## Brief
Repeat each record exactly as written, and drop any images.

#### Dataset rows

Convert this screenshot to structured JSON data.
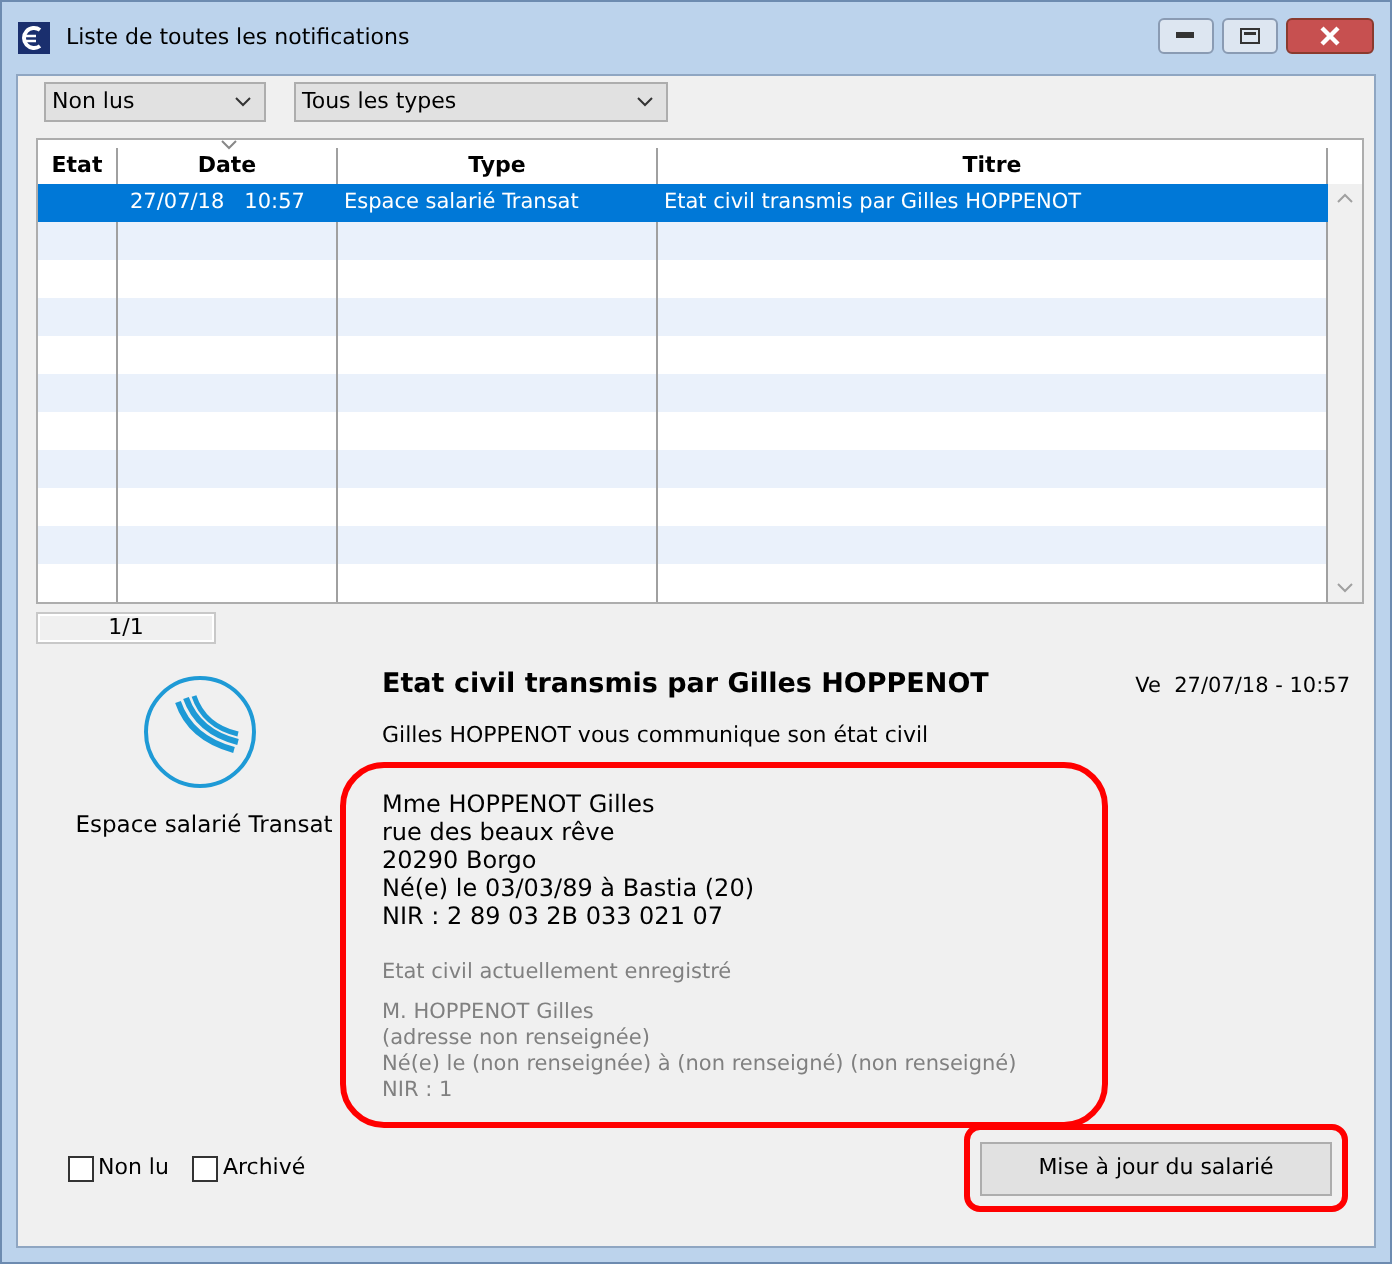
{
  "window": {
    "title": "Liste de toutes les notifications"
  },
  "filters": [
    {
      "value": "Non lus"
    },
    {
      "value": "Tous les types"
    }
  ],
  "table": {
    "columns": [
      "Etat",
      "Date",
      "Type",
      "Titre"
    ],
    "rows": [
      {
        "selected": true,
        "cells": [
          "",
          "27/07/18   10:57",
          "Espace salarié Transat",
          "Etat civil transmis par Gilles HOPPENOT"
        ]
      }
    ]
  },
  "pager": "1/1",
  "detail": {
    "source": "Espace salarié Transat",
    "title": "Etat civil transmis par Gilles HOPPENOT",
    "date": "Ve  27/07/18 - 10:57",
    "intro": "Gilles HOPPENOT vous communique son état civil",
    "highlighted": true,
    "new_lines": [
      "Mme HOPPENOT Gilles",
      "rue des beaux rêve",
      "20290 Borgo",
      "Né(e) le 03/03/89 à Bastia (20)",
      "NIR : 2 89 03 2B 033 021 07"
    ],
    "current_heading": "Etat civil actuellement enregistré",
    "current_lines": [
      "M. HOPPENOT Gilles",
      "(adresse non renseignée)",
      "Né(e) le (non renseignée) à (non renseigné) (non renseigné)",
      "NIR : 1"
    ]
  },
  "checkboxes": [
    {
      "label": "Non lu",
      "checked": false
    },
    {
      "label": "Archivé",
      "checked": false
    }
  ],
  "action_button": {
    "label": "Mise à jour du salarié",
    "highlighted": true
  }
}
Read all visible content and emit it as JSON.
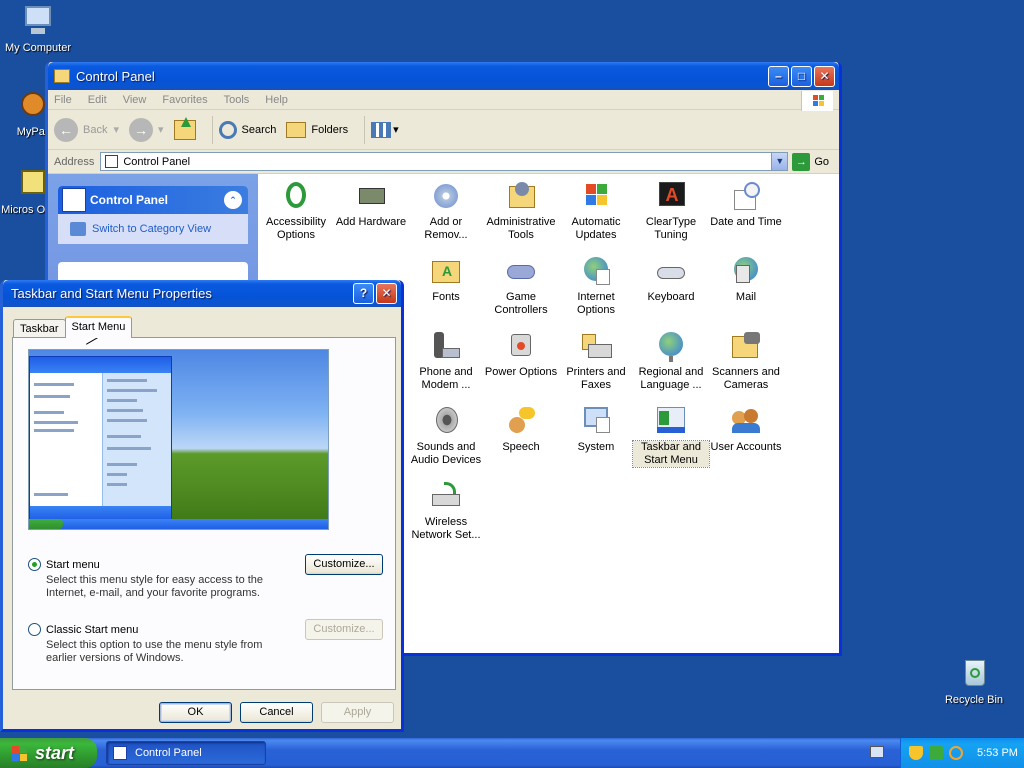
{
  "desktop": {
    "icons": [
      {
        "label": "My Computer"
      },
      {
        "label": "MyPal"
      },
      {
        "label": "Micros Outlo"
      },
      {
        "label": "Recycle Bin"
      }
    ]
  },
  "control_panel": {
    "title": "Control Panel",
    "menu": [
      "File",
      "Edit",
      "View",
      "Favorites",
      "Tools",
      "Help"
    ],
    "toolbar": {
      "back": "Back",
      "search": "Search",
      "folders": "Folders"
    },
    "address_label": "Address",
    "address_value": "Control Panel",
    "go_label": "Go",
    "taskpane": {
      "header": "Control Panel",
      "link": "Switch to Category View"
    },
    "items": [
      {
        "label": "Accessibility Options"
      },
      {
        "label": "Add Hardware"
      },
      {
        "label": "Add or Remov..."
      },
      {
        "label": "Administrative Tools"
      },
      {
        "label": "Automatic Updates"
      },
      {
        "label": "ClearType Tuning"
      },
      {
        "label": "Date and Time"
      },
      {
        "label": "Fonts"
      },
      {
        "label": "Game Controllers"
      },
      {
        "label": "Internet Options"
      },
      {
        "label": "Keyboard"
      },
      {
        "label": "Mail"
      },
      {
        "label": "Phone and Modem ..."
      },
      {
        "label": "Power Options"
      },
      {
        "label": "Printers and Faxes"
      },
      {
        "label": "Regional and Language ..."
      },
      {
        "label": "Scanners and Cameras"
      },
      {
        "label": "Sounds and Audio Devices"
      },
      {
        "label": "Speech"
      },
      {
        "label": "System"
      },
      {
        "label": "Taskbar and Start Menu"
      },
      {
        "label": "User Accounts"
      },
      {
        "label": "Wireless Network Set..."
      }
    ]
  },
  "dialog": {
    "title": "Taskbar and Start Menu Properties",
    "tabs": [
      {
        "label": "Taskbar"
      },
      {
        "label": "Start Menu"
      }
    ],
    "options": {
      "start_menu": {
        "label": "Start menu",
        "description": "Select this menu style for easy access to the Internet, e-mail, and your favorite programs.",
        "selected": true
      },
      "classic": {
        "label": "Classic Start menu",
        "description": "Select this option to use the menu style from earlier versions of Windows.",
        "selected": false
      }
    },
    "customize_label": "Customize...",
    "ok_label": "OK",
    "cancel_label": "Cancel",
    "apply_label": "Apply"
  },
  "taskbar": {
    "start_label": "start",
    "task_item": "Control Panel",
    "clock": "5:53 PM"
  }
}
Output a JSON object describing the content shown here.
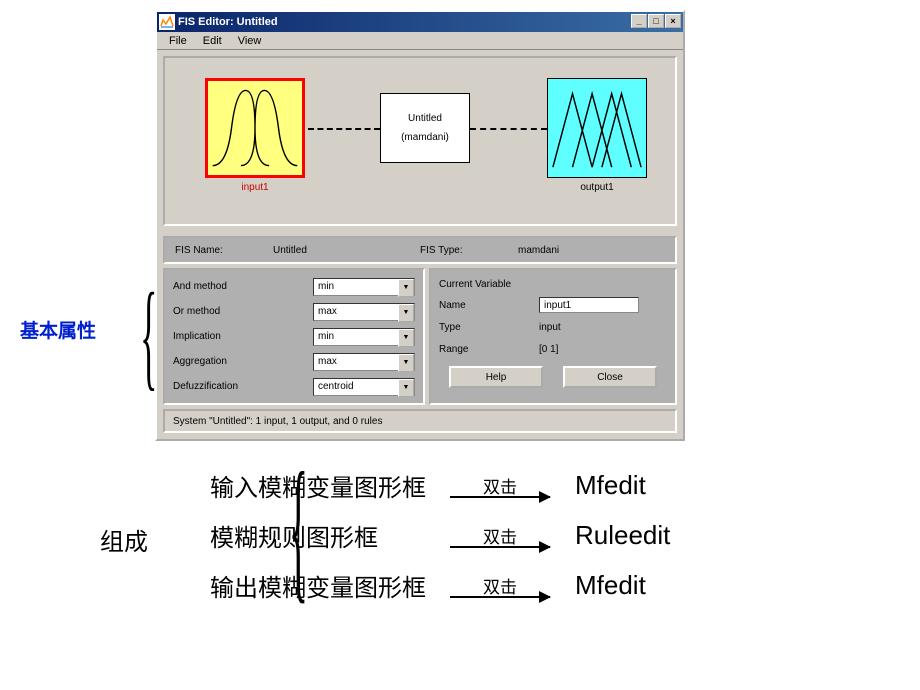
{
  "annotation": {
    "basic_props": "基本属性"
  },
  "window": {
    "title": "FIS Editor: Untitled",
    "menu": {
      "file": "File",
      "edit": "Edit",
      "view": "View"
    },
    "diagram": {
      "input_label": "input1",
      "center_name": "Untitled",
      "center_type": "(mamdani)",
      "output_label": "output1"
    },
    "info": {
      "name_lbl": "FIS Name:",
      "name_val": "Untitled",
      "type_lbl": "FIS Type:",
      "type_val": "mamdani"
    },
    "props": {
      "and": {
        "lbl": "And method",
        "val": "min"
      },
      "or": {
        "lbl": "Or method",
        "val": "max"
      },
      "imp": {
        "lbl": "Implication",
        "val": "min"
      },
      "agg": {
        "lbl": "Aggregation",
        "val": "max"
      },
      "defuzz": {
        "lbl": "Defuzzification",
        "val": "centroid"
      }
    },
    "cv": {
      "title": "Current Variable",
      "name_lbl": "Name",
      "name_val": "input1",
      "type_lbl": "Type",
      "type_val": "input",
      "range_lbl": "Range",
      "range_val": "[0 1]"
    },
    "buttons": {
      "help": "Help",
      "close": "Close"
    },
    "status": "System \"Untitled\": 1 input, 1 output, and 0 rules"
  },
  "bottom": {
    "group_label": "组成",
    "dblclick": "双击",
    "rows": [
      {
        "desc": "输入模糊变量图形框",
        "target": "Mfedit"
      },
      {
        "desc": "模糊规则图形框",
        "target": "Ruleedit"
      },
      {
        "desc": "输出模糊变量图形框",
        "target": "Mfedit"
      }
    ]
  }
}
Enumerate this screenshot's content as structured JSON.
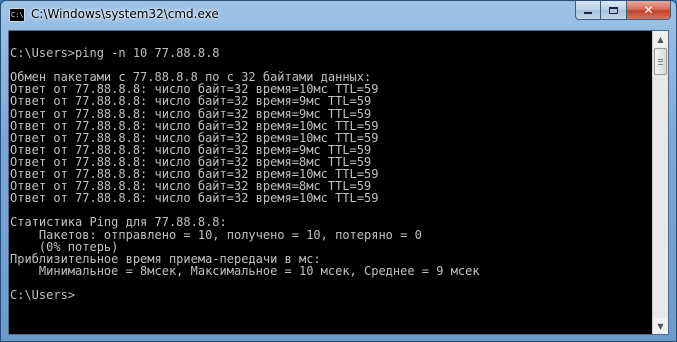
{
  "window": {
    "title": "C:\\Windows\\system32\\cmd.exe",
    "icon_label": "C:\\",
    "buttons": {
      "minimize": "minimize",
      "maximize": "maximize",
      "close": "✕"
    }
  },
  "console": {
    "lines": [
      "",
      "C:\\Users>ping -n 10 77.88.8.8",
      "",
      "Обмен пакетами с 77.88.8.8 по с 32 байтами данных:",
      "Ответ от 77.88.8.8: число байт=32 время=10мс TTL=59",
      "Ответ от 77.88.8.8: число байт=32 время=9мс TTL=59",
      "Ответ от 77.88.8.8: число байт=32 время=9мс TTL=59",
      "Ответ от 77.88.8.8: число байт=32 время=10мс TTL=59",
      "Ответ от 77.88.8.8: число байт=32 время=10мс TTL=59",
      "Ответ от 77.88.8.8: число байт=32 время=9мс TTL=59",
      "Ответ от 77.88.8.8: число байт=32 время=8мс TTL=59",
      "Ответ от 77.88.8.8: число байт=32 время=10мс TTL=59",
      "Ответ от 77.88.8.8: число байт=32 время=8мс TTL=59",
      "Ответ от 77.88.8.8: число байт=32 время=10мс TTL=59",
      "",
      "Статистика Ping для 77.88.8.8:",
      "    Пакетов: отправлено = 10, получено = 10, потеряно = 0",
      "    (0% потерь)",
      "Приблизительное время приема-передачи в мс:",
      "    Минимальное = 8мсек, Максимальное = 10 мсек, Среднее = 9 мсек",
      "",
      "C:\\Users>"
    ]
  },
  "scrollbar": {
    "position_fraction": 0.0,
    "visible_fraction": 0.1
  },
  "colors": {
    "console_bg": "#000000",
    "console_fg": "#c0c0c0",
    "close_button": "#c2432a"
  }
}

########

## Result of the task
Convert this screenshot to structured JSON data.
{
  "window": {
    "title": "Liste de toutes les notifications"
  },
  "filters": [
    {
      "value": "Non lus"
    },
    {
      "value": "Tous les types"
    }
  ],
  "table": {
    "columns": [
      "Etat",
      "Date",
      "Type",
      "Titre"
    ],
    "rows": [
      {
        "selected": true,
        "cells": [
          "",
          "27/07/18   10:57",
          "Espace salarié Transat",
          "Etat civil transmis par Gilles HOPPENOT"
        ]
      }
    ]
  },
  "pager": "1/1",
  "detail": {
    "source": "Espace salarié Transat",
    "title": "Etat civil transmis par Gilles HOPPENOT",
    "date": "Ve  27/07/18 - 10:57",
    "intro": "Gilles HOPPENOT vous communique son état civil",
    "highlighted": true,
    "new_lines": [
      "Mme HOPPENOT Gilles",
      "rue des beaux rêve",
      "20290 Borgo",
      "Né(e) le 03/03/89 à Bastia (20)",
      "NIR : 2 89 03 2B 033 021 07"
    ],
    "current_heading": "Etat civil actuellement enregistré",
    "current_lines": [
      "M. HOPPENOT Gilles",
      "(adresse non renseignée)",
      "Né(e) le (non renseignée) à (non renseigné) (non renseigné)",
      "NIR : 1"
    ]
  },
  "checkboxes": [
    {
      "label": "Non lu",
      "checked": false
    },
    {
      "label": "Archivé",
      "checked": false
    }
  ],
  "action_button": {
    "label": "Mise à jour du salarié",
    "highlighted": true
  }
}
Read all visible content and emit it as JSON.
{
  "desktop": {
    "icons": [
      {
        "label": "My Computer"
      },
      {
        "label": "MyPal"
      },
      {
        "label": "Micros Outlo"
      },
      {
        "label": "Recycle Bin"
      }
    ]
  },
  "control_panel": {
    "title": "Control Panel",
    "menu": [
      "File",
      "Edit",
      "View",
      "Favorites",
      "Tools",
      "Help"
    ],
    "toolbar": {
      "back": "Back",
      "search": "Search",
      "folders": "Folders"
    },
    "address_label": "Address",
    "address_value": "Control Panel",
    "go_label": "Go",
    "taskpane": {
      "header": "Control Panel",
      "link": "Switch to Category View"
    },
    "items": [
      {
        "label": "Accessibility Options"
      },
      {
        "label": "Add Hardware"
      },
      {
        "label": "Add or Remov..."
      },
      {
        "label": "Administrative Tools"
      },
      {
        "label": "Automatic Updates"
      },
      {
        "label": "ClearType Tuning"
      },
      {
        "label": "Date and Time"
      },
      {
        "label": "Fonts"
      },
      {
        "label": "Game Controllers"
      },
      {
        "label": "Internet Options"
      },
      {
        "label": "Keyboard"
      },
      {
        "label": "Mail"
      },
      {
        "label": "Phone and Modem ..."
      },
      {
        "label": "Power Options"
      },
      {
        "label": "Printers and Faxes"
      },
      {
        "label": "Regional and Language ..."
      },
      {
        "label": "Scanners and Cameras"
      },
      {
        "label": "Sounds and Audio Devices"
      },
      {
        "label": "Speech"
      },
      {
        "label": "System"
      },
      {
        "label": "Taskbar and Start Menu"
      },
      {
        "label": "User Accounts"
      },
      {
        "label": "Wireless Network Set..."
      }
    ]
  },
  "dialog": {
    "title": "Taskbar and Start Menu Properties",
    "tabs": [
      {
        "label": "Taskbar"
      },
      {
        "label": "Start Menu"
      }
    ],
    "options": {
      "start_menu": {
        "label": "Start menu",
        "description": "Select this menu style for easy access to the Internet, e-mail, and your favorite programs.",
        "selected": true
      },
      "classic": {
        "label": "Classic Start menu",
        "description": "Select this option to use the menu style from earlier versions of Windows.",
        "selected": false
      }
    },
    "customize_label": "Customize...",
    "ok_label": "OK",
    "cancel_label": "Cancel",
    "apply_label": "Apply"
  },
  "taskbar": {
    "start_label": "start",
    "task_item": "Control Panel",
    "clock": "5:53 PM"
  }
}
Output a JSON object describing the content shown here.
{
  "annotation": {
    "basic_props": "基本属性"
  },
  "window": {
    "title": "FIS Editor: Untitled",
    "menu": {
      "file": "File",
      "edit": "Edit",
      "view": "View"
    },
    "diagram": {
      "input_label": "input1",
      "center_name": "Untitled",
      "center_type": "(mamdani)",
      "output_label": "output1"
    },
    "info": {
      "name_lbl": "FIS Name:",
      "name_val": "Untitled",
      "type_lbl": "FIS Type:",
      "type_val": "mamdani"
    },
    "props": {
      "and": {
        "lbl": "And method",
        "val": "min"
      },
      "or": {
        "lbl": "Or method",
        "val": "max"
      },
      "imp": {
        "lbl": "Implication",
        "val": "min"
      },
      "agg": {
        "lbl": "Aggregation",
        "val": "max"
      },
      "defuzz": {
        "lbl": "Defuzzification",
        "val": "centroid"
      }
    },
    "cv": {
      "title": "Current Variable",
      "name_lbl": "Name",
      "name_val": "input1",
      "type_lbl": "Type",
      "type_val": "input",
      "range_lbl": "Range",
      "range_val": "[0 1]"
    },
    "buttons": {
      "help": "Help",
      "close": "Close"
    },
    "status": "System \"Untitled\": 1 input, 1 output, and 0 rules"
  },
  "bottom": {
    "group_label": "组成",
    "dblclick": "双击",
    "rows": [
      {
        "desc": "输入模糊变量图形框",
        "target": "Mfedit"
      },
      {
        "desc": "模糊规则图形框",
        "target": "Ruleedit"
      },
      {
        "desc": "输出模糊变量图形框",
        "target": "Mfedit"
      }
    ]
  }
}
Enumerate this screenshot's content as structured JSON.
{
  "window": {
    "title": "C:\\Windows\\system32\\cmd.exe",
    "icon_label": "C:\\",
    "buttons": {
      "minimize": "minimize",
      "maximize": "maximize",
      "close": "✕"
    }
  },
  "console": {
    "lines": [
      "",
      "C:\\Users>ping -n 10 77.88.8.8",
      "",
      "Обмен пакетами с 77.88.8.8 по с 32 байтами данных:",
      "Ответ от 77.88.8.8: число байт=32 время=10мс TTL=59",
      "Ответ от 77.88.8.8: число байт=32 время=9мс TTL=59",
      "Ответ от 77.88.8.8: число байт=32 время=9мс TTL=59",
      "Ответ от 77.88.8.8: число байт=32 время=10мс TTL=59",
      "Ответ от 77.88.8.8: число байт=32 время=10мс TTL=59",
      "Ответ от 77.88.8.8: число байт=32 время=9мс TTL=59",
      "Ответ от 77.88.8.8: число байт=32 время=8мс TTL=59",
      "Ответ от 77.88.8.8: число байт=32 время=10мс TTL=59",
      "Ответ от 77.88.8.8: число байт=32 время=8мс TTL=59",
      "Ответ от 77.88.8.8: число байт=32 время=10мс TTL=59",
      "",
      "Статистика Ping для 77.88.8.8:",
      "    Пакетов: отправлено = 10, получено = 10, потеряно = 0",
      "    (0% потерь)",
      "Приблизительное время приема-передачи в мс:",
      "    Минимальное = 8мсек, Максимальное = 10 мсек, Среднее = 9 мсек",
      "",
      "C:\\Users>"
    ]
  },
  "scrollbar": {
    "position_fraction": 0.0,
    "visible_fraction": 0.1
  },
  "colors": {
    "console_bg": "#000000",
    "console_fg": "#c0c0c0",
    "close_button": "#c2432a"
  }
}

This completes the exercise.